Data for the task:

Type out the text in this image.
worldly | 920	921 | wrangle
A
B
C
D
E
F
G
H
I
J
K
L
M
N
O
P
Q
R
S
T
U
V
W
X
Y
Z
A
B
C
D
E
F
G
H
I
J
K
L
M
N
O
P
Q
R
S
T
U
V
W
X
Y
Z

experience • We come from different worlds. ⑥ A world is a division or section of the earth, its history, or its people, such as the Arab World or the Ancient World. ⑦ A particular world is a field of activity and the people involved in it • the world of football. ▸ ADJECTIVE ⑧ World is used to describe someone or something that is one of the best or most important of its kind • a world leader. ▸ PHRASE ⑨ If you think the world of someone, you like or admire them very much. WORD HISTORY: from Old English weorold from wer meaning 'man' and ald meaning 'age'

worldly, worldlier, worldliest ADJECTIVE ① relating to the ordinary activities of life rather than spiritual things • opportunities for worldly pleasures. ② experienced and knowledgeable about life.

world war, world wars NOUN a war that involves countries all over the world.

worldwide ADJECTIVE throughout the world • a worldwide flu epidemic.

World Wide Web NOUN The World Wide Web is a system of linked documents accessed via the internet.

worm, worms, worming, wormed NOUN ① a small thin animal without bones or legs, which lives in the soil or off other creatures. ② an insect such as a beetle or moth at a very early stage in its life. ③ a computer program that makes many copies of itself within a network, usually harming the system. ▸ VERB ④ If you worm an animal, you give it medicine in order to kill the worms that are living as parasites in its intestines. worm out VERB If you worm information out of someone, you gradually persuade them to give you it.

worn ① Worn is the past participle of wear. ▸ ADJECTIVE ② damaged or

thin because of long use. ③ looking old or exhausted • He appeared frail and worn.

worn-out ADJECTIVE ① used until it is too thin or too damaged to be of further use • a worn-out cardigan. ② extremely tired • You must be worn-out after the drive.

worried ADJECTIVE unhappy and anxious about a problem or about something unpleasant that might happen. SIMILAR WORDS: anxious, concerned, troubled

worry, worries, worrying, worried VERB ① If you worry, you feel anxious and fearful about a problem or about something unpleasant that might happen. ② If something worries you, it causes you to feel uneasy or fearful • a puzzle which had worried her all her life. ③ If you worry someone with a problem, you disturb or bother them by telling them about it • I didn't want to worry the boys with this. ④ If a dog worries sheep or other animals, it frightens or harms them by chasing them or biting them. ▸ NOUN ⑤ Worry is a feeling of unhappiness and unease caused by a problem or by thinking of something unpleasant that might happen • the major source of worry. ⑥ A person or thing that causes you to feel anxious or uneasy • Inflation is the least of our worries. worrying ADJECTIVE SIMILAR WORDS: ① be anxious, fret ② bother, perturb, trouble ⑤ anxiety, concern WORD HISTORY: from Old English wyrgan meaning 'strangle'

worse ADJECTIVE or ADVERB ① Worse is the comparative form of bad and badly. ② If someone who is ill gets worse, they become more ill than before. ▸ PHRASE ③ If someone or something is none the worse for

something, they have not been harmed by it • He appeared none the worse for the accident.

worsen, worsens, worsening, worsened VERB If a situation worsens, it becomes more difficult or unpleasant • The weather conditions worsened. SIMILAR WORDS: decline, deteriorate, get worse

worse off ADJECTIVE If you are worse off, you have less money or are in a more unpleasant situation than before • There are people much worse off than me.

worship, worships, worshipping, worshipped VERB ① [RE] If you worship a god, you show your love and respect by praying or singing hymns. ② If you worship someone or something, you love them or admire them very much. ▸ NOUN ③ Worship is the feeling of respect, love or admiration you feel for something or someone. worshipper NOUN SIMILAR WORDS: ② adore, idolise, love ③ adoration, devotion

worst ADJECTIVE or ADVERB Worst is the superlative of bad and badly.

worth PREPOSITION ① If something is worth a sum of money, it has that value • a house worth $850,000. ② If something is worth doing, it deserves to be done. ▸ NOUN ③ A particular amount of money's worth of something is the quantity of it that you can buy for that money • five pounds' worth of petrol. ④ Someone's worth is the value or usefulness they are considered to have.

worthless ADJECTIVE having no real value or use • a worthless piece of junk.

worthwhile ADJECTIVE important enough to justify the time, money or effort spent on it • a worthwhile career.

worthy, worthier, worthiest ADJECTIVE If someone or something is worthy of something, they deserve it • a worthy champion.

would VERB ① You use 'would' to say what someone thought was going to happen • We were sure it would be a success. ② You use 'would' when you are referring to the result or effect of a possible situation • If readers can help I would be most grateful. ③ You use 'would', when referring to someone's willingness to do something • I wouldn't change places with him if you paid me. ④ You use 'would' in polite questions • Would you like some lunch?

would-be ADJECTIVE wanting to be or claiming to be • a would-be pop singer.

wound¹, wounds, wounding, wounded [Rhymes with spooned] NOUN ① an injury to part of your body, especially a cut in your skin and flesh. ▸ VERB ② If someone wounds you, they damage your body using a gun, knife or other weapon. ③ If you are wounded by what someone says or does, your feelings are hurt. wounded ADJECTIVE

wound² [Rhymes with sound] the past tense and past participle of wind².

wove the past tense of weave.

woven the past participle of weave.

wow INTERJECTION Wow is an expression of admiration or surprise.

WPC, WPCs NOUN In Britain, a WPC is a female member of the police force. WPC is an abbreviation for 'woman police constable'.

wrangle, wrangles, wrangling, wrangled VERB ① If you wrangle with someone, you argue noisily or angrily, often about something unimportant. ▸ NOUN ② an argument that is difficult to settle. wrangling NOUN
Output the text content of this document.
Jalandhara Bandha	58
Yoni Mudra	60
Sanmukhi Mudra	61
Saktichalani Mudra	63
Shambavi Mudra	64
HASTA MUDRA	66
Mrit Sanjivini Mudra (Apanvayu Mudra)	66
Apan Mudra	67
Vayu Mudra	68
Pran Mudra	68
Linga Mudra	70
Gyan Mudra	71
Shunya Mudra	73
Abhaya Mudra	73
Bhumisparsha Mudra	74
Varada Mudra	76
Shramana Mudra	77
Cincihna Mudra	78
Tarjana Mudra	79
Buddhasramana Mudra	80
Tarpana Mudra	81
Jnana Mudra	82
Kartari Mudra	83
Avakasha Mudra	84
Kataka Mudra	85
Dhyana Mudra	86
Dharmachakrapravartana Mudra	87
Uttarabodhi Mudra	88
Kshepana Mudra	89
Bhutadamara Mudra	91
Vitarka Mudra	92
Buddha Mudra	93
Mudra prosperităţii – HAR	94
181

Problem description: Repeat the lines from the one containing "Output the text content of this document." through the end of the listing, exactly and without any other lines; both ends are included.

Exercise answer:
Output the text content of this document.
Jalandhara Bandha	58
Yoni Mudra	60
Sanmukhi Mudra	61
Saktichalani Mudra	63
Shambavi Mudra	64
HASTA MUDRA	66
Mrit Sanjivini Mudra (Apanvayu Mudra)	66
Apan Mudra	67
Vayu Mudra	68
Pran Mudra	68
Linga Mudra	70
Gyan Mudra	71
Shunya Mudra	73
Abhaya Mudra	73
Bhumisparsha Mudra	74
Varada Mudra	76
Shramana Mudra	77
Cincihna Mudra	78
Tarjana Mudra	79
Buddhasramana Mudra	80
Tarpana Mudra	81
Jnana Mudra	82
Kartari Mudra	83
Avakasha Mudra	84
Kataka Mudra	85
Dhyana Mudra	86
Dharmachakrapravartana Mudra	87
Uttarabodhi Mudra	88
Kshepana Mudra	89
Bhutadamara Mudra	91
Vitarka Mudra	92
Buddha Mudra	93
Mudra prosperităţii – HAR	94
181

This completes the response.